(Directive) All of the listing below must be repeated word for word. Pictures are the only thing to omit.

(Recorded information)
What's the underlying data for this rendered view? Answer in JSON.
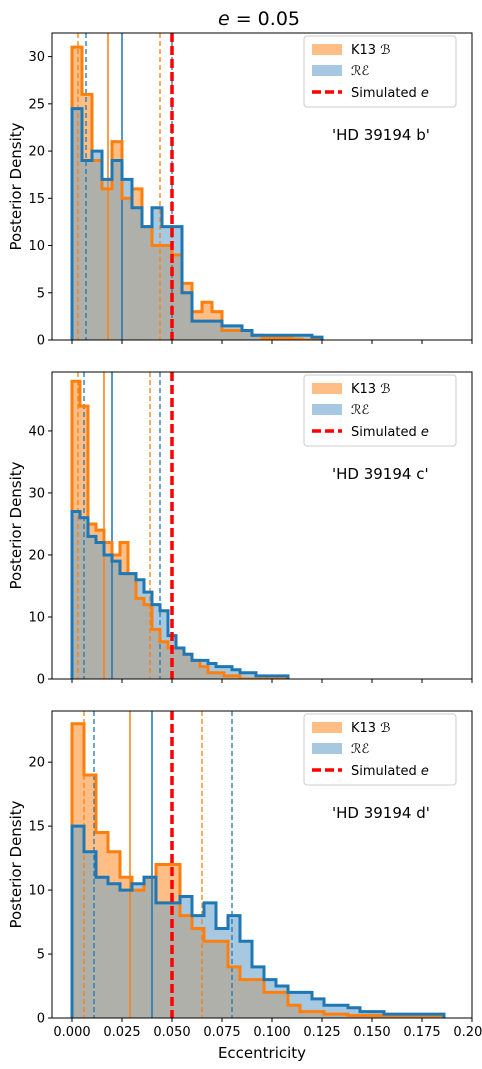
{
  "figure": {
    "title": "e = 0.05",
    "title_var": "e",
    "title_rest": " = 0.05",
    "xlabel": "Eccentricity",
    "colors": {
      "k13": "#ff7f0e",
      "k13_fill": "#ffbe86",
      "re": "#1f77b4",
      "re_fill": "#a6c8e0",
      "overlap": "#b0b0aa",
      "sim": "#ff0000"
    }
  },
  "legend": {
    "k13_label": "K13 ℬ",
    "re_label": "ℛℰ",
    "sim_label_prefix": "Simulated ",
    "sim_label_var": "e"
  },
  "chart_data": [
    {
      "type": "bar",
      "annotation": "'HD 39194 b'",
      "ylabel": "Posterior Density",
      "xlim": [
        -0.01,
        0.2
      ],
      "ylim": [
        0,
        32.5
      ],
      "yticks": [
        0,
        5,
        10,
        15,
        20,
        25,
        30
      ],
      "bin_edges": [
        0.0,
        0.005,
        0.01,
        0.015,
        0.02,
        0.025,
        0.03,
        0.035,
        0.04,
        0.045,
        0.05,
        0.055,
        0.06,
        0.065,
        0.07,
        0.075,
        0.08,
        0.085,
        0.09,
        0.095,
        0.1,
        0.105,
        0.11,
        0.115,
        0.12,
        0.125
      ],
      "series": [
        {
          "name": "K13 ℬ",
          "values": [
            31,
            26,
            19,
            16,
            21,
            15,
            16,
            12,
            10,
            10,
            9,
            6,
            3,
            4,
            3,
            1,
            1,
            1,
            0.5,
            0.2,
            0.2,
            0.2,
            0.1,
            0,
            0
          ],
          "median": 0.018,
          "interval": [
            0.003,
            0.044
          ]
        },
        {
          "name": "ℛℰ",
          "values": [
            24.5,
            19,
            20,
            17,
            19,
            17,
            14,
            12,
            14,
            12,
            12,
            5,
            2,
            2,
            2,
            1.5,
            1.5,
            1,
            0.5,
            0.5,
            0.5,
            0.5,
            0.5,
            0.5,
            0.3
          ],
          "median": 0.025,
          "interval": [
            0.007,
            0.05
          ]
        }
      ],
      "simulated_e": 0.05
    },
    {
      "type": "bar",
      "annotation": "'HD 39194 c'",
      "ylabel": "Posterior Density",
      "xlim": [
        -0.01,
        0.2
      ],
      "ylim": [
        0,
        49.5
      ],
      "yticks": [
        0,
        10,
        20,
        30,
        40
      ],
      "bin_edges": [
        0.0,
        0.004,
        0.008,
        0.012,
        0.016,
        0.02,
        0.024,
        0.028,
        0.032,
        0.036,
        0.04,
        0.044,
        0.048,
        0.052,
        0.056,
        0.06,
        0.064,
        0.068,
        0.072,
        0.076,
        0.08,
        0.084,
        0.088,
        0.092,
        0.096,
        0.1,
        0.104,
        0.108
      ],
      "series": [
        {
          "name": "K13 ℬ",
          "values": [
            48,
            44,
            25,
            24,
            22,
            20,
            22,
            17,
            13,
            12,
            8,
            6,
            5,
            5,
            4,
            3,
            2,
            1,
            1,
            0.5,
            0.5,
            0,
            0,
            0,
            0,
            0,
            0
          ],
          "median": 0.016,
          "interval": [
            0.003,
            0.039
          ]
        },
        {
          "name": "ℛℰ",
          "values": [
            27,
            26,
            23,
            22,
            20,
            19,
            17,
            17,
            16,
            14,
            12,
            11,
            7,
            5,
            4,
            3,
            3,
            2.5,
            2,
            2,
            1.5,
            1,
            1,
            0.5,
            0.5,
            0.5,
            0.5
          ],
          "median": 0.02,
          "interval": [
            0.006,
            0.044
          ]
        }
      ],
      "simulated_e": 0.05
    },
    {
      "type": "bar",
      "annotation": "'HD 39194 d'",
      "ylabel": "Posterior Density",
      "xlabel": "Eccentricity",
      "xlim": [
        -0.01,
        0.2
      ],
      "ylim": [
        0,
        24
      ],
      "yticks": [
        0,
        5,
        10,
        15,
        20
      ],
      "xticks": [
        0.0,
        0.025,
        0.05,
        0.075,
        0.1,
        0.125,
        0.15,
        0.175,
        0.2
      ],
      "xticklabels": [
        "0.000",
        "0.025",
        "0.050",
        "0.075",
        "0.100",
        "0.125",
        "0.150",
        "0.175",
        "0.200"
      ],
      "bin_edges": [
        0.0,
        0.006,
        0.012,
        0.018,
        0.024,
        0.03,
        0.036,
        0.042,
        0.048,
        0.054,
        0.06,
        0.066,
        0.072,
        0.078,
        0.084,
        0.09,
        0.096,
        0.102,
        0.108,
        0.114,
        0.12,
        0.126,
        0.132,
        0.138,
        0.144,
        0.15,
        0.156,
        0.162,
        0.168,
        0.174,
        0.18,
        0.186
      ],
      "series": [
        {
          "name": "K13 ℬ",
          "values": [
            23,
            19,
            14.5,
            13,
            11,
            10,
            11,
            12,
            12,
            8,
            7,
            6,
            6,
            4,
            3,
            3,
            2,
            2,
            1,
            0.5,
            0.5,
            0.3,
            0.3,
            0.2,
            0.2,
            0.2,
            0.2,
            0.2,
            0.2,
            0.2,
            0.2
          ],
          "median": 0.029,
          "interval": [
            0.006,
            0.065
          ]
        },
        {
          "name": "ℛℰ",
          "values": [
            15,
            13,
            11,
            10.5,
            10,
            10.5,
            11,
            9,
            9,
            9.5,
            8,
            9,
            7,
            8,
            6,
            4,
            3,
            2.5,
            2,
            2,
            1.5,
            1,
            1,
            0.8,
            0.5,
            0.5,
            0.3,
            0.3,
            0.3,
            0.3,
            0.3
          ],
          "median": 0.04,
          "interval": [
            0.011,
            0.08
          ]
        }
      ],
      "simulated_e": 0.05
    }
  ]
}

(The response)
What's the underlying data for this rendered view? Answer in JSON.
{
  "figure": {
    "title": "e = 0.05",
    "title_var": "e",
    "title_rest": " = 0.05",
    "xlabel": "Eccentricity",
    "colors": {
      "k13": "#ff7f0e",
      "k13_fill": "#ffbe86",
      "re": "#1f77b4",
      "re_fill": "#a6c8e0",
      "overlap": "#b0b0aa",
      "sim": "#ff0000"
    }
  },
  "legend": {
    "k13_label": "K13 ℬ",
    "re_label": "ℛℰ",
    "sim_label_prefix": "Simulated ",
    "sim_label_var": "e"
  },
  "chart_data": [
    {
      "type": "bar",
      "annotation": "'HD 39194 b'",
      "ylabel": "Posterior Density",
      "xlim": [
        -0.01,
        0.2
      ],
      "ylim": [
        0,
        32.5
      ],
      "yticks": [
        0,
        5,
        10,
        15,
        20,
        25,
        30
      ],
      "bin_edges": [
        0.0,
        0.005,
        0.01,
        0.015,
        0.02,
        0.025,
        0.03,
        0.035,
        0.04,
        0.045,
        0.05,
        0.055,
        0.06,
        0.065,
        0.07,
        0.075,
        0.08,
        0.085,
        0.09,
        0.095,
        0.1,
        0.105,
        0.11,
        0.115,
        0.12,
        0.125
      ],
      "series": [
        {
          "name": "K13 ℬ",
          "values": [
            31,
            26,
            19,
            16,
            21,
            15,
            16,
            12,
            10,
            10,
            9,
            6,
            3,
            4,
            3,
            1,
            1,
            1,
            0.5,
            0.2,
            0.2,
            0.2,
            0.1,
            0,
            0
          ],
          "median": 0.018,
          "interval": [
            0.003,
            0.044
          ]
        },
        {
          "name": "ℛℰ",
          "values": [
            24.5,
            19,
            20,
            17,
            19,
            17,
            14,
            12,
            14,
            12,
            12,
            5,
            2,
            2,
            2,
            1.5,
            1.5,
            1,
            0.5,
            0.5,
            0.5,
            0.5,
            0.5,
            0.5,
            0.3
          ],
          "median": 0.025,
          "interval": [
            0.007,
            0.05
          ]
        }
      ],
      "simulated_e": 0.05
    },
    {
      "type": "bar",
      "annotation": "'HD 39194 c'",
      "ylabel": "Posterior Density",
      "xlim": [
        -0.01,
        0.2
      ],
      "ylim": [
        0,
        49.5
      ],
      "yticks": [
        0,
        10,
        20,
        30,
        40
      ],
      "bin_edges": [
        0.0,
        0.004,
        0.008,
        0.012,
        0.016,
        0.02,
        0.024,
        0.028,
        0.032,
        0.036,
        0.04,
        0.044,
        0.048,
        0.052,
        0.056,
        0.06,
        0.064,
        0.068,
        0.072,
        0.076,
        0.08,
        0.084,
        0.088,
        0.092,
        0.096,
        0.1,
        0.104,
        0.108
      ],
      "series": [
        {
          "name": "K13 ℬ",
          "values": [
            48,
            44,
            25,
            24,
            22,
            20,
            22,
            17,
            13,
            12,
            8,
            6,
            5,
            5,
            4,
            3,
            2,
            1,
            1,
            0.5,
            0.5,
            0,
            0,
            0,
            0,
            0,
            0
          ],
          "median": 0.016,
          "interval": [
            0.003,
            0.039
          ]
        },
        {
          "name": "ℛℰ",
          "values": [
            27,
            26,
            23,
            22,
            20,
            19,
            17,
            17,
            16,
            14,
            12,
            11,
            7,
            5,
            4,
            3,
            3,
            2.5,
            2,
            2,
            1.5,
            1,
            1,
            0.5,
            0.5,
            0.5,
            0.5
          ],
          "median": 0.02,
          "interval": [
            0.006,
            0.044
          ]
        }
      ],
      "simulated_e": 0.05
    },
    {
      "type": "bar",
      "annotation": "'HD 39194 d'",
      "ylabel": "Posterior Density",
      "xlabel": "Eccentricity",
      "xlim": [
        -0.01,
        0.2
      ],
      "ylim": [
        0,
        24
      ],
      "yticks": [
        0,
        5,
        10,
        15,
        20
      ],
      "xticks": [
        0.0,
        0.025,
        0.05,
        0.075,
        0.1,
        0.125,
        0.15,
        0.175,
        0.2
      ],
      "xticklabels": [
        "0.000",
        "0.025",
        "0.050",
        "0.075",
        "0.100",
        "0.125",
        "0.150",
        "0.175",
        "0.200"
      ],
      "bin_edges": [
        0.0,
        0.006,
        0.012,
        0.018,
        0.024,
        0.03,
        0.036,
        0.042,
        0.048,
        0.054,
        0.06,
        0.066,
        0.072,
        0.078,
        0.084,
        0.09,
        0.096,
        0.102,
        0.108,
        0.114,
        0.12,
        0.126,
        0.132,
        0.138,
        0.144,
        0.15,
        0.156,
        0.162,
        0.168,
        0.174,
        0.18,
        0.186
      ],
      "series": [
        {
          "name": "K13 ℬ",
          "values": [
            23,
            19,
            14.5,
            13,
            11,
            10,
            11,
            12,
            12,
            8,
            7,
            6,
            6,
            4,
            3,
            3,
            2,
            2,
            1,
            0.5,
            0.5,
            0.3,
            0.3,
            0.2,
            0.2,
            0.2,
            0.2,
            0.2,
            0.2,
            0.2,
            0.2
          ],
          "median": 0.029,
          "interval": [
            0.006,
            0.065
          ]
        },
        {
          "name": "ℛℰ",
          "values": [
            15,
            13,
            11,
            10.5,
            10,
            10.5,
            11,
            9,
            9,
            9.5,
            8,
            9,
            7,
            8,
            6,
            4,
            3,
            2.5,
            2,
            2,
            1.5,
            1,
            1,
            0.8,
            0.5,
            0.5,
            0.3,
            0.3,
            0.3,
            0.3,
            0.3
          ],
          "median": 0.04,
          "interval": [
            0.011,
            0.08
          ]
        }
      ],
      "simulated_e": 0.05
    }
  ]
}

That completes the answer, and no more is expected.